> [Problem details]
Repeat everything in the material exactly.

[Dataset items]

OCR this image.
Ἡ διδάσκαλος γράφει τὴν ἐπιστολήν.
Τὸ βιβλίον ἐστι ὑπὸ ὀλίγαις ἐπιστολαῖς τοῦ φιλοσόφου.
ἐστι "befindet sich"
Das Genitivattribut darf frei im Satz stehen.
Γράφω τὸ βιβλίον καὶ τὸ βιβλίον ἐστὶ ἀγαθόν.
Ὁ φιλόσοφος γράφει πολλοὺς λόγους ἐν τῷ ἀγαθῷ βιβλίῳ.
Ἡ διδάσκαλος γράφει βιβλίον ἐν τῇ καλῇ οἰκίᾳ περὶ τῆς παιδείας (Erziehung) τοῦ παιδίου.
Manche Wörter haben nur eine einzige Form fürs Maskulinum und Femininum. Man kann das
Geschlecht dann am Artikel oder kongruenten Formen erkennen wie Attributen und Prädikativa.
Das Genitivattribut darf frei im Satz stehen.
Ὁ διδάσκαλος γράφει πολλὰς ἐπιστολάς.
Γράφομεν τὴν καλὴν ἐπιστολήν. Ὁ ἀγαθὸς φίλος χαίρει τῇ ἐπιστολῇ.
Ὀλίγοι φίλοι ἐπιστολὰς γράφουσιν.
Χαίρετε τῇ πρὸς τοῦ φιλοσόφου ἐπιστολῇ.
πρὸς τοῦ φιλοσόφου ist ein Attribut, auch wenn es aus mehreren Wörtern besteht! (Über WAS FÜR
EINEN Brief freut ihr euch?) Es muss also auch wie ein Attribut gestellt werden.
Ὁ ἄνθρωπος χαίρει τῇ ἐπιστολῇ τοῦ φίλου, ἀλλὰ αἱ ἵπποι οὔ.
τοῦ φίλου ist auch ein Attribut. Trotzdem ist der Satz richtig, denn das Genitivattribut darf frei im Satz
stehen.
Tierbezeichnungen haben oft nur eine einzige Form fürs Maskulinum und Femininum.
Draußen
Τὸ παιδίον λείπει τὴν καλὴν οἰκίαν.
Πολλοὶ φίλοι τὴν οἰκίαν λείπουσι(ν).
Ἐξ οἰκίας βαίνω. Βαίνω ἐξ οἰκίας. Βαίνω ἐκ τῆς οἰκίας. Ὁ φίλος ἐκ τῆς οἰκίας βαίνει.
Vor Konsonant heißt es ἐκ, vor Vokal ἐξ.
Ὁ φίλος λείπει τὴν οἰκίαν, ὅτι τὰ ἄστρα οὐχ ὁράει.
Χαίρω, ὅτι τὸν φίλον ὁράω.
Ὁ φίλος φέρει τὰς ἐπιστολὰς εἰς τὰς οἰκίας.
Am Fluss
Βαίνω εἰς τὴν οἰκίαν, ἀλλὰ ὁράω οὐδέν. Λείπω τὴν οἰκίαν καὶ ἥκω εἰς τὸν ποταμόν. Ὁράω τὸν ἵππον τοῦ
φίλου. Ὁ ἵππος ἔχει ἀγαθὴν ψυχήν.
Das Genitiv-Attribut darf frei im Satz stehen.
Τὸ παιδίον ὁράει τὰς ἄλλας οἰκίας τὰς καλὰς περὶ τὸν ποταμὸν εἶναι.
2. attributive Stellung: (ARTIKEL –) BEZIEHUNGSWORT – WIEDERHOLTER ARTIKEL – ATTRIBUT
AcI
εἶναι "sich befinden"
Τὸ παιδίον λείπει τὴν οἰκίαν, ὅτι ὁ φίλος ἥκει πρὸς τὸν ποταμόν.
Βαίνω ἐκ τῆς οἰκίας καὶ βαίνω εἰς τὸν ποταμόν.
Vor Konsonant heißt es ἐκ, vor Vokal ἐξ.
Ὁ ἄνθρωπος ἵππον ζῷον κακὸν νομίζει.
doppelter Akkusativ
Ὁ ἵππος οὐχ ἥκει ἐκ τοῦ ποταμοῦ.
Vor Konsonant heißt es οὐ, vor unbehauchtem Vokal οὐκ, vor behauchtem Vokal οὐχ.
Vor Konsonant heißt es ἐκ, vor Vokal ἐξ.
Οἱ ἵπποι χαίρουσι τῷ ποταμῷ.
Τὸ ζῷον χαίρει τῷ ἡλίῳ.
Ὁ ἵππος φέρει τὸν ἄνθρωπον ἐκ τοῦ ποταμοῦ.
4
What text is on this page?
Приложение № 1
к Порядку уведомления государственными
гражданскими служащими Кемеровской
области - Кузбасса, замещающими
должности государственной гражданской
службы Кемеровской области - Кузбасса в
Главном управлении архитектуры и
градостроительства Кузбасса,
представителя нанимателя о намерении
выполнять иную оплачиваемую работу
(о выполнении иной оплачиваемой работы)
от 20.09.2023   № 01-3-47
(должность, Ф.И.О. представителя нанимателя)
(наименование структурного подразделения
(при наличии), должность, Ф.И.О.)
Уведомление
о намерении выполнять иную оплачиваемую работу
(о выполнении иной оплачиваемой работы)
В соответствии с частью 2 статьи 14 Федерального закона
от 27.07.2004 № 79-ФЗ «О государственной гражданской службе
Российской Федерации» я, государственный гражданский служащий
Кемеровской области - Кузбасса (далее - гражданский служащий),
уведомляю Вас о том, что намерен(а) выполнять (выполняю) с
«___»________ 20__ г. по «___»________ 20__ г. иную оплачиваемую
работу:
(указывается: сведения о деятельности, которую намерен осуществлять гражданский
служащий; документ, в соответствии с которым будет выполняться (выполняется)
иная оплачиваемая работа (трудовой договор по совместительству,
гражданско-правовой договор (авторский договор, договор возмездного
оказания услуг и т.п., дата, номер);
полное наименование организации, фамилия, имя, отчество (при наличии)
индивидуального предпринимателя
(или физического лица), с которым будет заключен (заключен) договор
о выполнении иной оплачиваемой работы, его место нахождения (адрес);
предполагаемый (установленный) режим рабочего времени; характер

> [Full answer]
OCR this image.
Ἡ διδάσκαλος γράφει τὴν ἐπιστολήν.
Τὸ βιβλίον ἐστι ὑπὸ ὀλίγαις ἐπιστολαῖς τοῦ φιλοσόφου.
ἐστι "befindet sich"
Das Genitivattribut darf frei im Satz stehen.
Γράφω τὸ βιβλίον καὶ τὸ βιβλίον ἐστὶ ἀγαθόν.
Ὁ φιλόσοφος γράφει πολλοὺς λόγους ἐν τῷ ἀγαθῷ βιβλίῳ.
Ἡ διδάσκαλος γράφει βιβλίον ἐν τῇ καλῇ οἰκίᾳ περὶ τῆς παιδείας (Erziehung) τοῦ παιδίου.
Manche Wörter haben nur eine einzige Form fürs Maskulinum und Femininum. Man kann das
Geschlecht dann am Artikel oder kongruenten Formen erkennen wie Attributen und Prädikativa.
Das Genitivattribut darf frei im Satz stehen.
Ὁ διδάσκαλος γράφει πολλὰς ἐπιστολάς.
Γράφομεν τὴν καλὴν ἐπιστολήν. Ὁ ἀγαθὸς φίλος χαίρει τῇ ἐπιστολῇ.
Ὀλίγοι φίλοι ἐπιστολὰς γράφουσιν.
Χαίρετε τῇ πρὸς τοῦ φιλοσόφου ἐπιστολῇ.
πρὸς τοῦ φιλοσόφου ist ein Attribut, auch wenn es aus mehreren Wörtern besteht! (Über WAS FÜR
EINEN Brief freut ihr euch?) Es muss also auch wie ein Attribut gestellt werden.
Ὁ ἄνθρωπος χαίρει τῇ ἐπιστολῇ τοῦ φίλου, ἀλλὰ αἱ ἵπποι οὔ.
τοῦ φίλου ist auch ein Attribut. Trotzdem ist der Satz richtig, denn das Genitivattribut darf frei im Satz
stehen.
Tierbezeichnungen haben oft nur eine einzige Form fürs Maskulinum und Femininum.
Draußen
Τὸ παιδίον λείπει τὴν καλὴν οἰκίαν.
Πολλοὶ φίλοι τὴν οἰκίαν λείπουσι(ν).
Ἐξ οἰκίας βαίνω. Βαίνω ἐξ οἰκίας. Βαίνω ἐκ τῆς οἰκίας. Ὁ φίλος ἐκ τῆς οἰκίας βαίνει.
Vor Konsonant heißt es ἐκ, vor Vokal ἐξ.
Ὁ φίλος λείπει τὴν οἰκίαν, ὅτι τὰ ἄστρα οὐχ ὁράει.
Χαίρω, ὅτι τὸν φίλον ὁράω.
Ὁ φίλος φέρει τὰς ἐπιστολὰς εἰς τὰς οἰκίας.
Am Fluss
Βαίνω εἰς τὴν οἰκίαν, ἀλλὰ ὁράω οὐδέν. Λείπω τὴν οἰκίαν καὶ ἥκω εἰς τὸν ποταμόν. Ὁράω τὸν ἵππον τοῦ
φίλου. Ὁ ἵππος ἔχει ἀγαθὴν ψυχήν.
Das Genitiv-Attribut darf frei im Satz stehen.
Τὸ παιδίον ὁράει τὰς ἄλλας οἰκίας τὰς καλὰς περὶ τὸν ποταμὸν εἶναι.
2. attributive Stellung: (ARTIKEL –) BEZIEHUNGSWORT – WIEDERHOLTER ARTIKEL – ATTRIBUT
AcI
εἶναι "sich befinden"
Τὸ παιδίον λείπει τὴν οἰκίαν, ὅτι ὁ φίλος ἥκει πρὸς τὸν ποταμόν.
Βαίνω ἐκ τῆς οἰκίας καὶ βαίνω εἰς τὸν ποταμόν.
Vor Konsonant heißt es ἐκ, vor Vokal ἐξ.
Ὁ ἄνθρωπος ἵππον ζῷον κακὸν νομίζει.
doppelter Akkusativ
Ὁ ἵππος οὐχ ἥκει ἐκ τοῦ ποταμοῦ.
Vor Konsonant heißt es οὐ, vor unbehauchtem Vokal οὐκ, vor behauchtem Vokal οὐχ.
Vor Konsonant heißt es ἐκ, vor Vokal ἐξ.
Οἱ ἵπποι χαίρουσι τῷ ποταμῷ.
Τὸ ζῷον χαίρει τῷ ἡλίῳ.
Ὁ ἵππος φέρει τὸν ἄνθρωπον ἐκ τοῦ ποταμοῦ.
4
What text is on this page?
Приложение № 1
к Порядку уведомления государственными
гражданскими служащими Кемеровской
области - Кузбасса, замещающими
должности государственной гражданской
службы Кемеровской области - Кузбасса в
Главном управлении архитектуры и
градостроительства Кузбасса,
представителя нанимателя о намерении
выполнять иную оплачиваемую работу
(о выполнении иной оплачиваемой работы)
от 20.09.2023   № 01-3-47
(должность, Ф.И.О. представителя нанимателя)
(наименование структурного подразделения
(при наличии), должность, Ф.И.О.)
Уведомление
о намерении выполнять иную оплачиваемую работу
(о выполнении иной оплачиваемой работы)
В соответствии с частью 2 статьи 14 Федерального закона
от 27.07.2004 № 79-ФЗ «О государственной гражданской службе
Российской Федерации» я, государственный гражданский служащий
Кемеровской области - Кузбасса (далее - гражданский служащий),
уведомляю Вас о том, что намерен(а) выполнять (выполняю) с
«___»________ 20__ г. по «___»________ 20__ г. иную оплачиваемую
работу:
(указывается: сведения о деятельности, которую намерен осуществлять гражданский
служащий; документ, в соответствии с которым будет выполняться (выполняется)
иная оплачиваемая работа (трудовой договор по совместительству,
гражданско-правовой договор (авторский договор, договор возмездного
оказания услуг и т.п., дата, номер);
полное наименование организации, фамилия, имя, отчество (при наличии)
индивидуального предпринимателя
(или физического лица), с которым будет заключен (заключен) договор
о выполнении иной оплачиваемой работы, его место нахождения (адрес);
предполагаемый (установленный) режим рабочего времени; характер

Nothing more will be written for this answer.